**EXERCISE:** Copy, from the entries below, each line in which the string "tych" appears.

**STORED RECORDS:**
-=-=-

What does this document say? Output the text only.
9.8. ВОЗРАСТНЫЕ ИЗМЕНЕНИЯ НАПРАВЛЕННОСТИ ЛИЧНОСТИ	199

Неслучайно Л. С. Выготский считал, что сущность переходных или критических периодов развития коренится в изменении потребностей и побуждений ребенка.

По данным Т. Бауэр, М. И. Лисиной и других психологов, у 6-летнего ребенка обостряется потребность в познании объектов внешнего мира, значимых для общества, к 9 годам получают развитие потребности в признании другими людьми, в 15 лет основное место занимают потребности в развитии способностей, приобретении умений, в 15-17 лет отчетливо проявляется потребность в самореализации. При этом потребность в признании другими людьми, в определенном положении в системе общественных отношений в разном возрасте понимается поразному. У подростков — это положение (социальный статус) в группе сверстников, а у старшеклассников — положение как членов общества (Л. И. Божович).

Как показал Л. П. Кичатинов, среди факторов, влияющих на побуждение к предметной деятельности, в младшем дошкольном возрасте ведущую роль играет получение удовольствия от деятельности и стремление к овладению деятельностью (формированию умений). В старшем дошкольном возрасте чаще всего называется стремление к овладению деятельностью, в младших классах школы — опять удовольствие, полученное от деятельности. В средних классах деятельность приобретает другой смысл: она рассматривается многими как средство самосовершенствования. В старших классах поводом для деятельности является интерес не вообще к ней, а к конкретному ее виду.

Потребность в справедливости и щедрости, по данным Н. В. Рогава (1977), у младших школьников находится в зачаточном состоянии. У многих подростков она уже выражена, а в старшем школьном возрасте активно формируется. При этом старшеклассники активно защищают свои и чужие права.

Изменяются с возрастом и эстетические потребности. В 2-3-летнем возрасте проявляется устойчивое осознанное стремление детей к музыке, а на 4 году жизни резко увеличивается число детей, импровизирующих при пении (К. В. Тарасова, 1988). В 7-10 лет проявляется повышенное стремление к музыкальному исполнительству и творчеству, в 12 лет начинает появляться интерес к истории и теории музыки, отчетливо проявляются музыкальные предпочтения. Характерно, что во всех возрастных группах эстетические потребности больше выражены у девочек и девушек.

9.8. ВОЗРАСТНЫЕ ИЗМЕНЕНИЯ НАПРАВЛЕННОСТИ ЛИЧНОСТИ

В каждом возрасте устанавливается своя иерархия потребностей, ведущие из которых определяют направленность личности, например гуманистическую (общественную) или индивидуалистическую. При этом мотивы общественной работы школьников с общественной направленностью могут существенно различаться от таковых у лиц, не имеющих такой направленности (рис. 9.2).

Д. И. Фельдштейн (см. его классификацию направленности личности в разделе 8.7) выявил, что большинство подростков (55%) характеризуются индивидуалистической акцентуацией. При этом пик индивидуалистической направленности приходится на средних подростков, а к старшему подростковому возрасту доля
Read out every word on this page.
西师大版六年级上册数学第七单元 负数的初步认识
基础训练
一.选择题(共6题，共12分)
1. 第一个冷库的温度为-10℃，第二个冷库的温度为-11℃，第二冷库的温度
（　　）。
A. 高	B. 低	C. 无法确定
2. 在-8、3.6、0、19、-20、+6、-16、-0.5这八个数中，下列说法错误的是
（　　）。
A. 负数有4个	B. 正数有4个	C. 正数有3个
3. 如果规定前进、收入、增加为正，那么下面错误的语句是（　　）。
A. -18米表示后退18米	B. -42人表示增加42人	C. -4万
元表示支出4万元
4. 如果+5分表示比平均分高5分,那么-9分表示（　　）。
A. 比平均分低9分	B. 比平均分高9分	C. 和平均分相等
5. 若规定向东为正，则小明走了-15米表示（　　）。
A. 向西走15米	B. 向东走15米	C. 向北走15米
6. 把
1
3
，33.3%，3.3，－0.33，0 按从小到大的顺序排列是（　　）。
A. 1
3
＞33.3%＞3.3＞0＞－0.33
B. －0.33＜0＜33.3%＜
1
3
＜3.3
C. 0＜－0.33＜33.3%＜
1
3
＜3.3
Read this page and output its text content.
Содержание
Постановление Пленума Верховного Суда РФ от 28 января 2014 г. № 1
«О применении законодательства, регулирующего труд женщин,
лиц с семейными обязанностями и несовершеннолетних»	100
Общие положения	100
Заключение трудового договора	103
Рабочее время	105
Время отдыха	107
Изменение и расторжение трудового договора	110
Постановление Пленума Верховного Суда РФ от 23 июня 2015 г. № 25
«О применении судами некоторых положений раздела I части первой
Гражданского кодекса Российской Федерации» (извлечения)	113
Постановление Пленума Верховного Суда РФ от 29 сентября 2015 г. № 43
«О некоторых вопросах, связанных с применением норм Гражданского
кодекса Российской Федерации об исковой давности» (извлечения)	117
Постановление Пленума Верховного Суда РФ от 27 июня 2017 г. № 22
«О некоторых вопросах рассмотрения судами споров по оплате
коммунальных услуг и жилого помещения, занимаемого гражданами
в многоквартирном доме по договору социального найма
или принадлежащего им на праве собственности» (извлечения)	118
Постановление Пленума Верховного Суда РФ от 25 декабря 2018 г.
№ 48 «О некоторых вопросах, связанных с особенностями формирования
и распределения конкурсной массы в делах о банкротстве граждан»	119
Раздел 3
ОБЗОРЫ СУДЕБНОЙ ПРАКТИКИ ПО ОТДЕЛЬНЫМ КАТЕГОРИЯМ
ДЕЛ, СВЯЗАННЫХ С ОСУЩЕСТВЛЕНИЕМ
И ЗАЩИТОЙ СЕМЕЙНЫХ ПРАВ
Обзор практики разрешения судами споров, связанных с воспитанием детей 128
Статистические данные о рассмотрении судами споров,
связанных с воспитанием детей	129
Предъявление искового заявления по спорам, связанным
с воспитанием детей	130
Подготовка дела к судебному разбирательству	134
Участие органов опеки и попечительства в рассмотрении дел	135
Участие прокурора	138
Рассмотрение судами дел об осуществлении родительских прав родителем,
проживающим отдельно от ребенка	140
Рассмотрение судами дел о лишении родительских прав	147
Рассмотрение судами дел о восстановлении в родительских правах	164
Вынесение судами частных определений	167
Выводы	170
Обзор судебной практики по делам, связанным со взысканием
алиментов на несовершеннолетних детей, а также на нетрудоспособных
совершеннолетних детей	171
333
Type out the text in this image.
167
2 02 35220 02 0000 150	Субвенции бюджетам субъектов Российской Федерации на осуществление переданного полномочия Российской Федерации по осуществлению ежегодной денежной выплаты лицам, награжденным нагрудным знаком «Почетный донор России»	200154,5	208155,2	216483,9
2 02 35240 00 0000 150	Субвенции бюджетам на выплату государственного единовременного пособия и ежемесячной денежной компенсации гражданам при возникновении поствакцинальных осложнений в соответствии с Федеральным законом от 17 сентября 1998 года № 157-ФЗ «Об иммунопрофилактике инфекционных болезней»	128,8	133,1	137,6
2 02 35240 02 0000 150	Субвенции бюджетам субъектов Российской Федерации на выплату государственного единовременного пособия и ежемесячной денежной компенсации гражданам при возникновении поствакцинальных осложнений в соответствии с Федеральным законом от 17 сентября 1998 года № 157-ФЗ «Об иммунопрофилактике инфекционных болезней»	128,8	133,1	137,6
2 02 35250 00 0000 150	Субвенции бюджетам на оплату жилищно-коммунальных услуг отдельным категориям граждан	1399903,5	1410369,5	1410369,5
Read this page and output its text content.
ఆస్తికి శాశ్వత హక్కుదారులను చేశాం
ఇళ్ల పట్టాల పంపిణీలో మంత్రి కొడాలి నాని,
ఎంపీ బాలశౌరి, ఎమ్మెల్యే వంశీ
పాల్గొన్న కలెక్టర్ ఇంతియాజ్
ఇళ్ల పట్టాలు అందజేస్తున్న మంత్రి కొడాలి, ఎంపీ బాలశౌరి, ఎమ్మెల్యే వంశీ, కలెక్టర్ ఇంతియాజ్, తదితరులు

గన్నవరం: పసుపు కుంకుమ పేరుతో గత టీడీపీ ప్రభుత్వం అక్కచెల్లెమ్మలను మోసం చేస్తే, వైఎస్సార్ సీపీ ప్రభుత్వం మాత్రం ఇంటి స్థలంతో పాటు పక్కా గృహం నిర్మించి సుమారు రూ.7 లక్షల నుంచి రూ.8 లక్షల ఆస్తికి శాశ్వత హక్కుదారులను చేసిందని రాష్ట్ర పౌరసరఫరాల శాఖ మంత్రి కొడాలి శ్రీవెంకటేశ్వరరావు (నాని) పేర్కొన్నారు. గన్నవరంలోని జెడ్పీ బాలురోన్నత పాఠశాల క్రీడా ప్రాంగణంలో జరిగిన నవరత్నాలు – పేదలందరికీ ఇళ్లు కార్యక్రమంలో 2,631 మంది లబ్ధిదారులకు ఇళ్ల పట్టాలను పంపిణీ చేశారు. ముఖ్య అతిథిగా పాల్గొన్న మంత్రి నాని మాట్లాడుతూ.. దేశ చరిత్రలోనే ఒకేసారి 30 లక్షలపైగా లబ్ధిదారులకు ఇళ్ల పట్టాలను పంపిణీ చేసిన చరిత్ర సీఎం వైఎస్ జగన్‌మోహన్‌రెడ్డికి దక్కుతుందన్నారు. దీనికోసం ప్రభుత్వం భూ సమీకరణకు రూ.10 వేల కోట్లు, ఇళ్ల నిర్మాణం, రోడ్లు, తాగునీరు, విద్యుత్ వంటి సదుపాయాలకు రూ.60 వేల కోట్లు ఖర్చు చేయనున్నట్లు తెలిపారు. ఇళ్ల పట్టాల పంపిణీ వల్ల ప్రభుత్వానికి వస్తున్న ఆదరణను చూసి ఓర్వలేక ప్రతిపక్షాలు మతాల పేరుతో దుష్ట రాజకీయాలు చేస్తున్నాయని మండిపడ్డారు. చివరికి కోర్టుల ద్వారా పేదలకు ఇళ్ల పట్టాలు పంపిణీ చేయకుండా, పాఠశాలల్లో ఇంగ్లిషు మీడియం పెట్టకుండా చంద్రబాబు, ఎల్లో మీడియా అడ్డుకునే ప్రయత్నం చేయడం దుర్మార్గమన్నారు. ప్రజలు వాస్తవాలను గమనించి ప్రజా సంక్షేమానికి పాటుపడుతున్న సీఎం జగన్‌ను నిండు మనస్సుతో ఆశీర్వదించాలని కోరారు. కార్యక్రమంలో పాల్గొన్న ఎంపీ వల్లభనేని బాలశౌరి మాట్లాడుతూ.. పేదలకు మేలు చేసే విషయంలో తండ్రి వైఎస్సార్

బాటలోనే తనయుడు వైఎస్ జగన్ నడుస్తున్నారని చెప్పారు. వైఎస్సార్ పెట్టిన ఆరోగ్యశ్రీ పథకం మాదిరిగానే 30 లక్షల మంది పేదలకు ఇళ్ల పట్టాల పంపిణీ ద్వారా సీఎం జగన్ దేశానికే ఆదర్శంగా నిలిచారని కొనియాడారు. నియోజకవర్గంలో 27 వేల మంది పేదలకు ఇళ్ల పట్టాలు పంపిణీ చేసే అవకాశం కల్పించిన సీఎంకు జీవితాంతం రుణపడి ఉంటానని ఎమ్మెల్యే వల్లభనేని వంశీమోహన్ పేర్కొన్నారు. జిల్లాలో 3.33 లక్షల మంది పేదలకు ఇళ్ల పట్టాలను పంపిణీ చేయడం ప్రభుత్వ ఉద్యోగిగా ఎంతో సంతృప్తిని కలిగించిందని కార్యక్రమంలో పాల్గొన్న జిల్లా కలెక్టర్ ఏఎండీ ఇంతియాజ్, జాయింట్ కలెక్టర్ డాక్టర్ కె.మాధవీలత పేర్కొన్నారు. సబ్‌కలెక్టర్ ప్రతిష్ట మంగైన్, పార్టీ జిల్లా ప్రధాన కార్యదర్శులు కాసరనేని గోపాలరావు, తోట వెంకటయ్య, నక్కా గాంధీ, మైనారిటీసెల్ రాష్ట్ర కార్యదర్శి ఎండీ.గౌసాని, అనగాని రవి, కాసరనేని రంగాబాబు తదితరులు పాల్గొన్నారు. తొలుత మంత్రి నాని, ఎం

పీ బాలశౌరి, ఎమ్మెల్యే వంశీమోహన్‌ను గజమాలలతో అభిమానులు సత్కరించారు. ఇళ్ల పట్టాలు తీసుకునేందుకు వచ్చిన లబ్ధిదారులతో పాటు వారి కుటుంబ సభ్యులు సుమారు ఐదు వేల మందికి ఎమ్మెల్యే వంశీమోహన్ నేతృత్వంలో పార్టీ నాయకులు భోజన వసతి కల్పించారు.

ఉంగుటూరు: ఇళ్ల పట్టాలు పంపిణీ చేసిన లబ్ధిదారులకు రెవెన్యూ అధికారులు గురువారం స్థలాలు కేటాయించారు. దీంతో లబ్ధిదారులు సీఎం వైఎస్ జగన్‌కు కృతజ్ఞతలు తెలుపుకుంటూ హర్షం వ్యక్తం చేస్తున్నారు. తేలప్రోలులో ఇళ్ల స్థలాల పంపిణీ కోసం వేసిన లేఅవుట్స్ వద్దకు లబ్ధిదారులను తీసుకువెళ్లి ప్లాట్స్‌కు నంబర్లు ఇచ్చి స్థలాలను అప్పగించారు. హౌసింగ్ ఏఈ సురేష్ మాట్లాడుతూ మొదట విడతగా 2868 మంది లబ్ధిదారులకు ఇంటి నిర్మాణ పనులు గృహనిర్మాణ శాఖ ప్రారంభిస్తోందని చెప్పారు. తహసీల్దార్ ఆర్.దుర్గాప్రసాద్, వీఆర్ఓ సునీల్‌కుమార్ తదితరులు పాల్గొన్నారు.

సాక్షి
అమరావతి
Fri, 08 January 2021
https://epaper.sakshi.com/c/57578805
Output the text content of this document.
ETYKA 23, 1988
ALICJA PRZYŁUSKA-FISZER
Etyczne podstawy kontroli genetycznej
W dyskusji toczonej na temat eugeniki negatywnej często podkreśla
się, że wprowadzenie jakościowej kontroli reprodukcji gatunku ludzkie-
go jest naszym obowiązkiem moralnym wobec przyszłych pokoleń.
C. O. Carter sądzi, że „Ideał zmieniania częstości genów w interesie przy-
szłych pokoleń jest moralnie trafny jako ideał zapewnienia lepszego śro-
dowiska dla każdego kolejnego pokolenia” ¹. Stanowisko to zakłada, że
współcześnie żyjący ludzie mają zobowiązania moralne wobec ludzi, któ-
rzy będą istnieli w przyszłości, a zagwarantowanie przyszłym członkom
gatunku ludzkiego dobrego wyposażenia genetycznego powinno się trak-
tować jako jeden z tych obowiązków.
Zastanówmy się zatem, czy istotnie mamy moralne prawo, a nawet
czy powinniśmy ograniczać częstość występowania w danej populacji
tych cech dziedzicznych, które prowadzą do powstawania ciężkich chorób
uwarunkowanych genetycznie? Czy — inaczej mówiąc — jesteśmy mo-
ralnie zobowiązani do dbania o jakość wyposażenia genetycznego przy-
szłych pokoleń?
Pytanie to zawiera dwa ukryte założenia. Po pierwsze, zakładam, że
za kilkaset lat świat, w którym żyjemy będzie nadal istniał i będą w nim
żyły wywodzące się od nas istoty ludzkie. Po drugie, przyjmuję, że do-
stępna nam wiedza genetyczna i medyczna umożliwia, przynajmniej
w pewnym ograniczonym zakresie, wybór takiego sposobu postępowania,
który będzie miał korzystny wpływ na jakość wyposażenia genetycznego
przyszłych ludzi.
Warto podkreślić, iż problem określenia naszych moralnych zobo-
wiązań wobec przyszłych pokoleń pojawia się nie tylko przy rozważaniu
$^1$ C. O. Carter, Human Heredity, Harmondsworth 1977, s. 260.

-=-=-

**CORRECT OUTPUT:**
tować jako jeden z tych obowiązków.
tych cech dziedzicznych, które prowadzą do powstawania ciężkich chorób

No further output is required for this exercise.